### [DIRECTIVE]
Type out the records that follow, exactly as given.

-- begin SOURCE MATERIAL --

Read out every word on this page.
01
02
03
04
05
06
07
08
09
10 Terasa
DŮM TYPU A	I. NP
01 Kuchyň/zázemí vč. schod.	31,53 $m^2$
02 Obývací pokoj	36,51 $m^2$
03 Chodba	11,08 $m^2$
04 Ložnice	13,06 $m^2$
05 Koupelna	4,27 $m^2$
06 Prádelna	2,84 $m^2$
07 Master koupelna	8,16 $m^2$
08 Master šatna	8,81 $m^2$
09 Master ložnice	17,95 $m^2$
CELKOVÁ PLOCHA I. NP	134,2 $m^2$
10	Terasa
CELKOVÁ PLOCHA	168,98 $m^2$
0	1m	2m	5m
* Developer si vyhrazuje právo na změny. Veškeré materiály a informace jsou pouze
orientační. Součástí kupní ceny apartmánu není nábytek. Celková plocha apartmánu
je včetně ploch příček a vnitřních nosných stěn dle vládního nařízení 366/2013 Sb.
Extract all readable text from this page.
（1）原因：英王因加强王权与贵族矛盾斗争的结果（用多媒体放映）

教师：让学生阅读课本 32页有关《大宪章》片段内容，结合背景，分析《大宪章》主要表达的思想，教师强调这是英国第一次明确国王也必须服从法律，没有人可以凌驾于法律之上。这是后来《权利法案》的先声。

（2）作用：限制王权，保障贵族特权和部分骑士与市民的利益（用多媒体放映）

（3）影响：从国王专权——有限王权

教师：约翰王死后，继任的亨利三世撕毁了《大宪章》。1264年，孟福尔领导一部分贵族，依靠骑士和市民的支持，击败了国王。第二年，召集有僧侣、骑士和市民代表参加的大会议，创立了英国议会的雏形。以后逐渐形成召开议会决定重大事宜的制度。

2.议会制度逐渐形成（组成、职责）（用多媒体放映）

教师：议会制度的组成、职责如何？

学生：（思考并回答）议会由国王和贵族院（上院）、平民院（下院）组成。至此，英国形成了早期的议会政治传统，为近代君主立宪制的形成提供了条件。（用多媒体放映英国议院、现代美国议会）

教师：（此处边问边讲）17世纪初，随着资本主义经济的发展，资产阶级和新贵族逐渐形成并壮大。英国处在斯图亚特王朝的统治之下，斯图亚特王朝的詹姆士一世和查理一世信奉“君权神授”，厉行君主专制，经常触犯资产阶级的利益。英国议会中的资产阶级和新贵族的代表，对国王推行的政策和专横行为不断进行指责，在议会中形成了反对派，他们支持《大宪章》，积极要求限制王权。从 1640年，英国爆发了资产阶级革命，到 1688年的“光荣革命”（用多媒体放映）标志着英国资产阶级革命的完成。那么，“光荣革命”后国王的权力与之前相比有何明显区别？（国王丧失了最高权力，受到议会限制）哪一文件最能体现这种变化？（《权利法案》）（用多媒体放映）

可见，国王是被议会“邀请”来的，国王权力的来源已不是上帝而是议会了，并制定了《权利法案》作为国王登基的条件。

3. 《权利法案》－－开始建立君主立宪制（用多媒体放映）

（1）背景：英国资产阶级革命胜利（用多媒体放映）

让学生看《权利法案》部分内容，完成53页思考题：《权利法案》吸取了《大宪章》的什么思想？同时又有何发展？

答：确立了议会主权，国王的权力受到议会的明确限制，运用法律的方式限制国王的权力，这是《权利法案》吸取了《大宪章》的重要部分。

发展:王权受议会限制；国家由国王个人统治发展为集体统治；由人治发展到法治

-- end SOURCE MATERIAL --

### [EXPECTED OUTPUT]
Read out every word on this page.
01
02
03
04
05
06
07
08
09
10 Terasa
DŮM TYPU A	I. NP
01 Kuchyň/zázemí vč. schod.	31,53 $m^2$
02 Obývací pokoj	36,51 $m^2$
03 Chodba	11,08 $m^2$
04 Ložnice	13,06 $m^2$
05 Koupelna	4,27 $m^2$
06 Prádelna	2,84 $m^2$
07 Master koupelna	8,16 $m^2$
08 Master šatna	8,81 $m^2$
09 Master ložnice	17,95 $m^2$
CELKOVÁ PLOCHA I. NP	134,2 $m^2$
10	Terasa
CELKOVÁ PLOCHA	168,98 $m^2$
0	1m	2m	5m
* Developer si vyhrazuje právo na změny. Veškeré materiály a informace jsou pouze
orientační. Součástí kupní ceny apartmánu není nábytek. Celková plocha apartmánu
je včetně ploch příček a vnitřních nosných stěn dle vládního nařízení 366/2013 Sb.
Extract all readable text from this page.
（1）原因：英王因加强王权与贵族矛盾斗争的结果（用多媒体放映）

教师：让学生阅读课本 32页有关《大宪章》片段内容，结合背景，分析《大宪章》主要表达的思想，教师强调这是英国第一次明确国王也必须服从法律，没有人可以凌驾于法律之上。这是后来《权利法案》的先声。

（2）作用：限制王权，保障贵族特权和部分骑士与市民的利益（用多媒体放映）

（3）影响：从国王专权——有限王权

教师：约翰王死后，继任的亨利三世撕毁了《大宪章》。1264年，孟福尔领导一部分贵族，依靠骑士和市民的支持，击败了国王。第二年，召集有僧侣、骑士和市民代表参加的大会议，创立了英国议会的雏形。以后逐渐形成召开议会决定重大事宜的制度。

2.议会制度逐渐形成（组成、职责）（用多媒体放映）

教师：议会制度的组成、职责如何？

学生：（思考并回答）议会由国王和贵族院（上院）、平民院（下院）组成。至此，英国形成了早期的议会政治传统，为近代君主立宪制的形成提供了条件。（用多媒体放映英国议院、现代美国议会）

教师：（此处边问边讲）17世纪初，随着资本主义经济的发展，资产阶级和新贵族逐渐形成并壮大。英国处在斯图亚特王朝的统治之下，斯图亚特王朝的詹姆士一世和查理一世信奉“君权神授”，厉行君主专制，经常触犯资产阶级的利益。英国议会中的资产阶级和新贵族的代表，对国王推行的政策和专横行为不断进行指责，在议会中形成了反对派，他们支持《大宪章》，积极要求限制王权。从 1640年，英国爆发了资产阶级革命，到 1688年的“光荣革命”（用多媒体放映）标志着英国资产阶级革命的完成。那么，“光荣革命”后国王的权力与之前相比有何明显区别？（国王丧失了最高权力，受到议会限制）哪一文件最能体现这种变化？（《权利法案》）（用多媒体放映）

可见，国王是被议会“邀请”来的，国王权力的来源已不是上帝而是议会了，并制定了《权利法案》作为国王登基的条件。

3. 《权利法案》－－开始建立君主立宪制（用多媒体放映）

（1）背景：英国资产阶级革命胜利（用多媒体放映）

让学生看《权利法案》部分内容，完成53页思考题：《权利法案》吸取了《大宪章》的什么思想？同时又有何发展？

答：确立了议会主权，国王的权力受到议会的明确限制，运用法律的方式限制国王的权力，这是《权利法案》吸取了《大宪章》的重要部分。

发展:王权受议会限制；国家由国王个人统治发展为集体统治；由人治发展到法治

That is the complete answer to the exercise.